- _Work to be completed_
Give all the lines below again, exactly, with no pictures.

........

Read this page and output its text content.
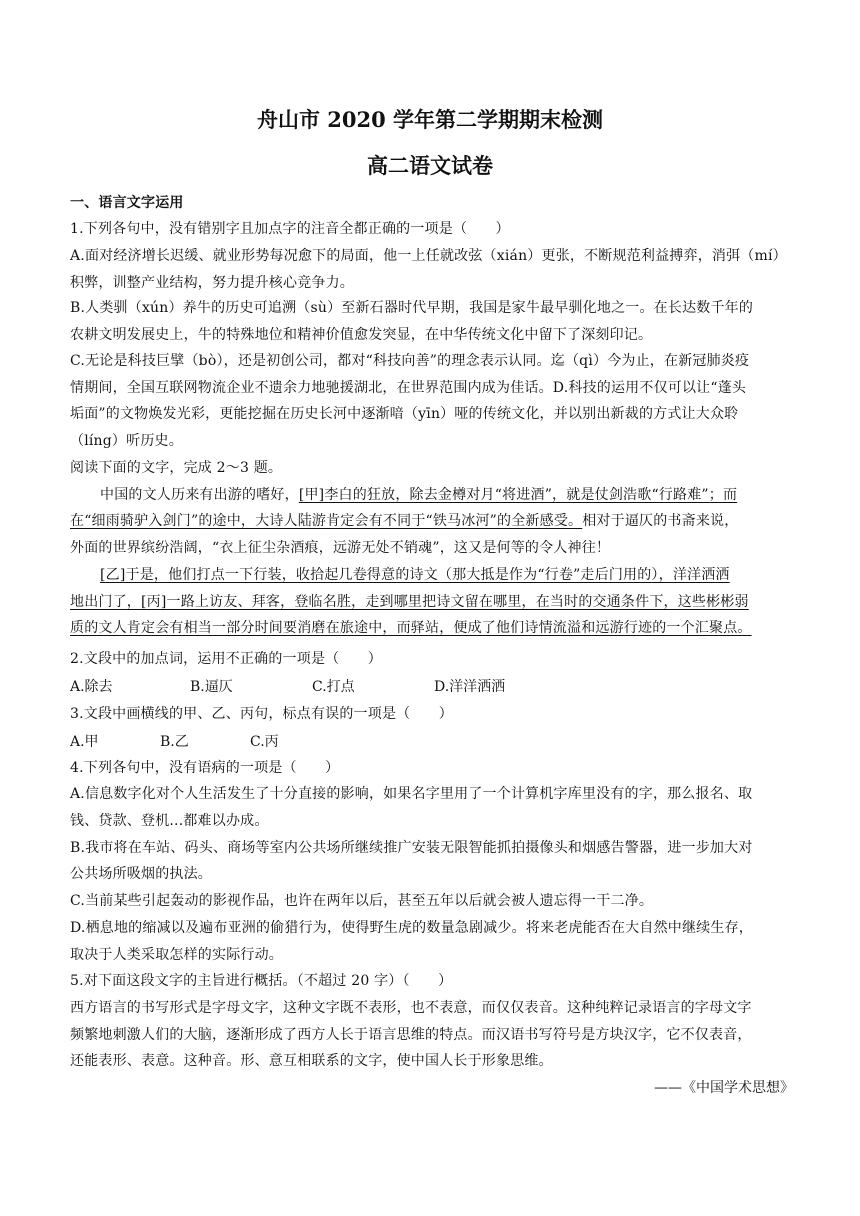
舟山市 2020 学年第二学期期末检测
高二语文试卷
一、语言文字运用
1.下列各句中，没有错别字且加点字的注音全都正确的一项是（　　）
A.面对经济增长迟缓、就业形势每况愈下的局面，他一上任就改弦（xián）更张，不断规范利益搏弈，消弭（mí）
积弊，训整产业结构，努力提升核心竞争力。
B.人类驯（xún）养牛的历史可追溯（sù）至新石器时代早期，我国是家牛最早驯化地之一。在长达数千年的
农耕文明发展史上，牛的特殊地位和精神价值愈发突显，在中华传统文化中留下了深刻印记。
C.无论是科技巨擘（bò），还是初创公司，都对“科技向善”的理念表示认同。迄（qì）今为止，在新冠肺炎疫
情期间，全国互联网物流企业不遗余力地驰援湖北，在世界范围内成为佳话。D.科技的运用不仅可以让“蓬头
垢面”的文物焕发光彩，更能挖掘在历史长河中逐渐喑（yīn）哑的传统文化，并以别出新裁的方式让大众聆
（líng）听历史。
阅读下面的文字，完成 2～3 题。
中国的文人历来有出游的嗜好，[甲]李白的狂放，除去金樽对月“将进酒”，就是仗剑浩歌“行路难”；而
在“细雨骑驴入剑门”的途中，大诗人陆游肯定会有不同于“铁马冰河”的全新感受。相对于逼仄的书斋来说，
外面的世界缤纷浩阔，“衣上征尘杂酒痕，远游无处不销魂”，这又是何等的令人神往！
[乙]于是，他们打点一下行装，收拾起几卷得意的诗文（那大抵是作为“行卷”走后门用的），洋洋洒洒
地出门了，[丙]一路上访友、拜客，登临名胜，走到哪里把诗文留在哪里，在当时的交通条件下，这些彬彬弱
质的文人肯定会有相当一部分时间要消磨在旅途中，而驿站，便成了他们诗情流溢和远游行迹的一个汇聚点。
2.文段中的加点词，运用不正确的一项是（　　）
A.除去	B.逼仄	C.打点	D.洋洋洒洒
3.文段中画横线的甲、乙、丙句，标点有误的一项是（　　）
A.甲	B.乙	C.丙
4.下列各句中，没有语病的一项是（　　）
A.信息数字化对个人生活发生了十分直接的影响，如果名字里用了一个计算机字库里没有的字，那么报名、取
钱、贷款、登机...都难以办成。
B.我市将在车站、码头、商场等室内公共场所继续推广安装无限智能抓拍摄像头和烟感告警器，进一步加大对
公共场所吸烟的执法。
C.当前某些引起轰动的影视作品，也许在两年以后，甚至五年以后就会被人遗忘得一干二净。
D.栖息地的缩减以及遍布亚洲的偷猎行为，使得野生虎的数量急剧减少。将来老虎能否在大自然中继续生存，
取决于人类采取怎样的实际行动。
5.对下面这段文字的主旨进行概括。（不超过 20 字）（　　）
西方语言的书写形式是字母文字，这种文字既不表形，也不表意，而仅仅表音。这种纯粹记录语言的字母文字
频繁地刺激人们的大脑，逐渐形成了西方人长于语言思维的特点。而汉语书写符号是方块汉字，它不仅表音，
还能表形、表意。这种音。形、意互相联系的文字，使中国人长于形象思维。
——《中国学术思想》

........

- _Task response_
Read this page and output its text content.
舟山市 2020 学年第二学期期末检测
高二语文试卷
一、语言文字运用
1.下列各句中，没有错别字且加点字的注音全都正确的一项是（　　）
A.面对经济增长迟缓、就业形势每况愈下的局面，他一上任就改弦（xián）更张，不断规范利益搏弈，消弭（mí）
积弊，训整产业结构，努力提升核心竞争力。
B.人类驯（xún）养牛的历史可追溯（sù）至新石器时代早期，我国是家牛最早驯化地之一。在长达数千年的
农耕文明发展史上，牛的特殊地位和精神价值愈发突显，在中华传统文化中留下了深刻印记。
C.无论是科技巨擘（bò），还是初创公司，都对“科技向善”的理念表示认同。迄（qì）今为止，在新冠肺炎疫
情期间，全国互联网物流企业不遗余力地驰援湖北，在世界范围内成为佳话。D.科技的运用不仅可以让“蓬头
垢面”的文物焕发光彩，更能挖掘在历史长河中逐渐喑（yīn）哑的传统文化，并以别出新裁的方式让大众聆
（líng）听历史。
阅读下面的文字，完成 2～3 题。
中国的文人历来有出游的嗜好，[甲]李白的狂放，除去金樽对月“将进酒”，就是仗剑浩歌“行路难”；而
在“细雨骑驴入剑门”的途中，大诗人陆游肯定会有不同于“铁马冰河”的全新感受。相对于逼仄的书斋来说，
外面的世界缤纷浩阔，“衣上征尘杂酒痕，远游无处不销魂”，这又是何等的令人神往！
[乙]于是，他们打点一下行装，收拾起几卷得意的诗文（那大抵是作为“行卷”走后门用的），洋洋洒洒
地出门了，[丙]一路上访友、拜客，登临名胜，走到哪里把诗文留在哪里，在当时的交通条件下，这些彬彬弱
质的文人肯定会有相当一部分时间要消磨在旅途中，而驿站，便成了他们诗情流溢和远游行迹的一个汇聚点。
2.文段中的加点词，运用不正确的一项是（　　）
A.除去	B.逼仄	C.打点	D.洋洋洒洒
3.文段中画横线的甲、乙、丙句，标点有误的一项是（　　）
A.甲	B.乙	C.丙
4.下列各句中，没有语病的一项是（　　）
A.信息数字化对个人生活发生了十分直接的影响，如果名字里用了一个计算机字库里没有的字，那么报名、取
钱、贷款、登机...都难以办成。
B.我市将在车站、码头、商场等室内公共场所继续推广安装无限智能抓拍摄像头和烟感告警器，进一步加大对
公共场所吸烟的执法。
C.当前某些引起轰动的影视作品，也许在两年以后，甚至五年以后就会被人遗忘得一干二净。
D.栖息地的缩减以及遍布亚洲的偷猎行为，使得野生虎的数量急剧减少。将来老虎能否在大自然中继续生存，
取决于人类采取怎样的实际行动。
5.对下面这段文字的主旨进行概括。（不超过 20 字）（　　）
西方语言的书写形式是字母文字，这种文字既不表形，也不表意，而仅仅表音。这种纯粹记录语言的字母文字
频繁地刺激人们的大脑，逐渐形成了西方人长于语言思维的特点。而汉语书写符号是方块汉字，它不仅表音，
还能表形、表意。这种音。形、意互相联系的文字，使中国人长于形象思维。
——《中国学术思想》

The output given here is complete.